- [Aufgaben]
• A. Können Sie aus dem Gesprächsauszug über den Umgang mit eigenen Fehlern den Abschnitt wortgetreu abtippen, der bei „Weil das ist“ beginnt und bei „richtig, richtig falsch.“ endet?
• B. Wie würden Sie den Gesprächsauszug über den Umgang mit eigenen Fehlern ab seiner letzten Stelle fortsetzen?

- [Textauszug]

:::::

Weil das ist so die Frage, die ich von dir mithöre. Was verantworten wir? Und es kann schon interessant sein für uns zu überprüfen, ob wir diese Frage stellen, Wo ist auch mal fertig? Ich habe gerade aktuell ein Leadership Programm, wo es um das Thema Verbesserung der oder Fokus und Blick auf die psychologische Sicherheit geht. Und da haben wir natürlich auch das Thema Umgang mit eigenen Fehlern und haben auch sehr offen darüber gesprochen, wie bin ich im Moment mit mir selbst, wenn ich feststelle, dass ich etwas gemacht habe, was nicht sinnvoll war, was nicht hilfreich war, was tatsächlich auch fachlich vielleicht wirklich richtig falsch war. Richtig falsch. War es auch so schön deutsche Sprache oder es war richtig, richtig, richtig falsch.
Jürgen Schulze Seeger
Umgekehrt gibt es das übrigens nicht, ne?

:::::

- [Angezeigte Informationen]

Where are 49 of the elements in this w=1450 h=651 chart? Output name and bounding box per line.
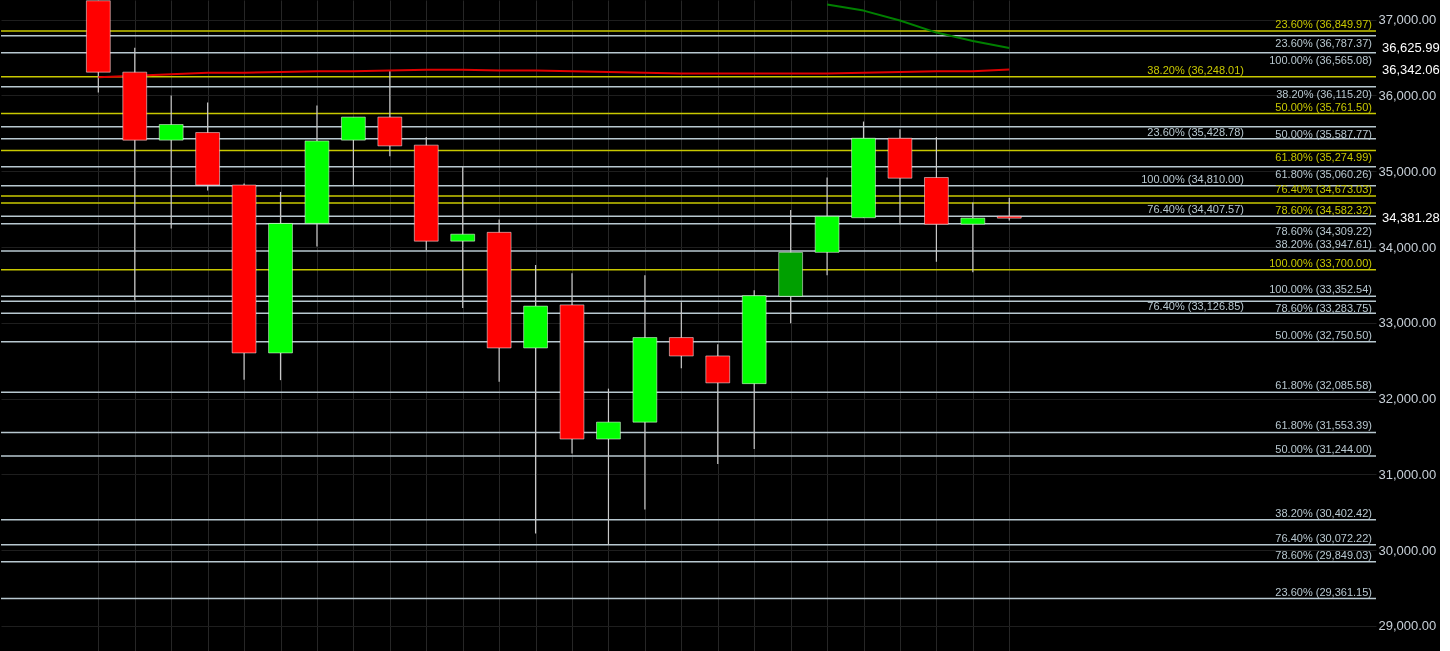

:::::

- [Antworten]
• A.
Weil das ist so die Frage, die ich von dir mithöre. Was verantworten wir? Und es kann schon interessant sein für uns zu überprüfen, ob wir diese Frage stellen, Wo ist auch mal fertig? Ich habe gerade aktuell ein Leadership Programm, wo es um das Thema Verbesserung der oder Fokus und Blick auf die psychologische Sicherheit geht. Und da haben wir natürlich auch das Thema Umgang mit eigenen Fehlern und haben auch sehr offen darüber gesprochen, wie bin ich im Moment mit mir selbst, wenn ich feststelle, dass ich etwas gemacht habe, was nicht sinnvoll war, was nicht hilfreich war, was tatsächlich auch fachlich vielleicht wirklich richtig falsch war. Richtig falsch. War es auch so schön deutsche Sprache oder es war richtig, richtig, richtig falsch.

• B.
Sabine Venske-Hess
Genau, fälschlicherweise richtig. Und auch da immer wieder zu Ja, und was ist mein Anspruch an mich selbst, wenn ich dann bewusst gucke und ich habe jetzt mit einem Ich hatte eine Teamsitzung, es ist eine lange Woche gewesen, es ist Freitag, und eine Mitarbeiterin, mit der ich durchaus schon länger meine Challenge habe, fragt vor dem ganzen Team etwas, was schon fünfmal gefragt worden ist. Und das haben wir wiederum unter vier Augen schon mehrfach besprochen, dass sie das immer wieder macht und dass ich sie doch darum bitte, darauf aufzupassen, weil sie jedes Mal Zeit in Anspruch nimmt und dass das nicht sinnvoll ist. Und jetzt macht sie es wieder gerade. Und vielleicht bin ich dann einfach mal so wenig energiereich, dass ich pass mal auf, das ist jetzt das fünfte Mal, dass diese Frage gestellt wird. Guck bitte selber nach oder schau dir die Aufzeichnung hier an, dann findest du die Antwort. So, und dann ist das Meeting zu Ende und spätestens hinterher denke Naja, ob das jetzt so zur psychologischen Sicherheit innerhalb meines Teams beigetragen hat, die Art und Weise, wie ich Vielleicht hat ja jemand.
Jürgen Schulze Seeger
Die Frage schon gestellt, dann frage ich mal lieber nicht.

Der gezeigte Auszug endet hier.